» JOB
Type out every line below exactly as it reads.

--------

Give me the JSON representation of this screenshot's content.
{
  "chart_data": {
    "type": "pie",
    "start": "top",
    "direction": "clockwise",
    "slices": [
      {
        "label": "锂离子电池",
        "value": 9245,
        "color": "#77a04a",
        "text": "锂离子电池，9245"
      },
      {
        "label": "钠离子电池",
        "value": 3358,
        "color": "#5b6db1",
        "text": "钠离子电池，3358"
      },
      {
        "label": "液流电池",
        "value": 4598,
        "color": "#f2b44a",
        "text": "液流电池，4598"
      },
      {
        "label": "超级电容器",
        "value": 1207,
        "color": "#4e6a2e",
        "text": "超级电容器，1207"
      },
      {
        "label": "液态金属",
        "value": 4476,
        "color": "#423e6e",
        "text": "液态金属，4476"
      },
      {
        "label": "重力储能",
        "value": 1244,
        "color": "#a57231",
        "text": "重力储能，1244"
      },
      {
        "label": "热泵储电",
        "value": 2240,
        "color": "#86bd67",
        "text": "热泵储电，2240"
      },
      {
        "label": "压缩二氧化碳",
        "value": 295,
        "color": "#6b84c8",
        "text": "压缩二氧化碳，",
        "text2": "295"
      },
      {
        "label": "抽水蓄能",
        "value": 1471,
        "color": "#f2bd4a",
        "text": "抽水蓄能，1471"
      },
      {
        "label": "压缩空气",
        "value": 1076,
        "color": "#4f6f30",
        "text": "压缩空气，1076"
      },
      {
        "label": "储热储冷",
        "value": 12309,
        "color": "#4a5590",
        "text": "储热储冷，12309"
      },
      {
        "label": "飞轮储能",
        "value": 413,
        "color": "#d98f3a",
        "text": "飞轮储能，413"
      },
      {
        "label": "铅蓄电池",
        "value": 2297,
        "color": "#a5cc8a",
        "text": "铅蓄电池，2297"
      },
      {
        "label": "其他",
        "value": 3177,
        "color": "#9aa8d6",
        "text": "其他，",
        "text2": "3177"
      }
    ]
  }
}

--------

» THE REPLY
Give me the JSON representation of this screenshot's content.
{
  "chart_data": {
    "type": "pie",
    "start": "top",
    "direction": "clockwise",
    "slices": [
      {
        "label": "锂离子电池",
        "value": 9245,
        "color": "#77a04a",
        "text": "锂离子电池，9245"
      },
      {
        "label": "钠离子电池",
        "value": 3358,
        "color": "#5b6db1",
        "text": "钠离子电池，3358"
      },
      {
        "label": "液流电池",
        "value": 4598,
        "color": "#f2b44a",
        "text": "液流电池，4598"
      },
      {
        "label": "超级电容器",
        "value": 1207,
        "color": "#4e6a2e",
        "text": "超级电容器，1207"
      },
      {
        "label": "液态金属",
        "value": 4476,
        "color": "#423e6e",
        "text": "液态金属，4476"
      },
      {
        "label": "重力储能",
        "value": 1244,
        "color": "#a57231",
        "text": "重力储能，1244"
      },
      {
        "label": "热泵储电",
        "value": 2240,
        "color": "#86bd67",
        "text": "热泵储电，2240"
      },
      {
        "label": "压缩二氧化碳",
        "value": 295,
        "color": "#6b84c8",
        "text": "压缩二氧化碳，",
        "text2": "295"
      },
      {
        "label": "抽水蓄能",
        "value": 1471,
        "color": "#f2bd4a",
        "text": "抽水蓄能，1471"
      },
      {
        "label": "压缩空气",
        "value": 1076,
        "color": "#4f6f30",
        "text": "压缩空气，1076"
      },
      {
        "label": "储热储冷",
        "value": 12309,
        "color": "#4a5590",
        "text": "储热储冷，12309"
      },
      {
        "label": "飞轮储能",
        "value": 413,
        "color": "#d98f3a",
        "text": "飞轮储能，413"
      },
      {
        "label": "铅蓄电池",
        "value": 2297,
        "color": "#a5cc8a",
        "text": "铅蓄电池，2297"
      },
      {
        "label": "其他",
        "value": 3177,
        "color": "#9aa8d6",
        "text": "其他，",
        "text2": "3177"
      }
    ]
  }
}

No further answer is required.